■ **Prompt**
Repeat each entry as written, dropping any picture you find.
— Start Extracted data —
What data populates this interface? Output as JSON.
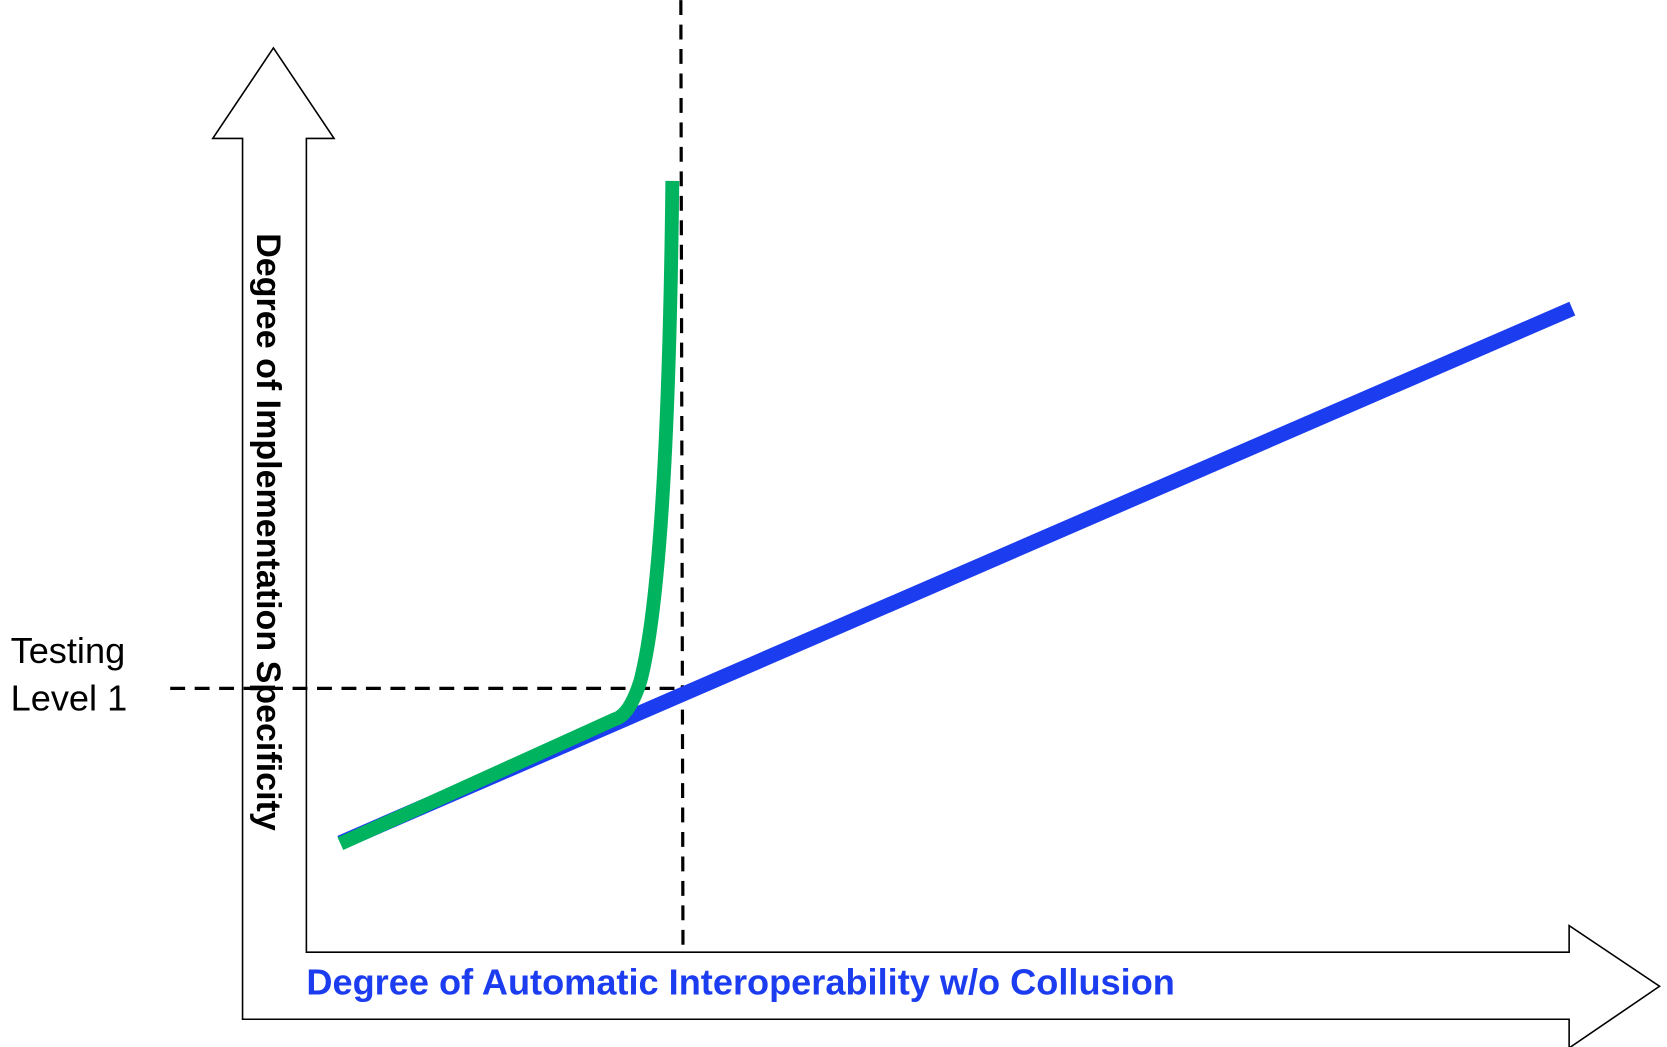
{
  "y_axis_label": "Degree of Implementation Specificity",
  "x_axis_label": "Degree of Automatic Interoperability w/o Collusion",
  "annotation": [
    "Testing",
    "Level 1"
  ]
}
— End Extracted data —
■ **Output**
What data populates this interface? Output as JSON.
{
  "y_axis_label": "Degree of Implementation Specificity",
  "x_axis_label": "Degree of Automatic Interoperability w/o Collusion",
  "annotation": [
    "Testing",
    "Level 1"
  ]
}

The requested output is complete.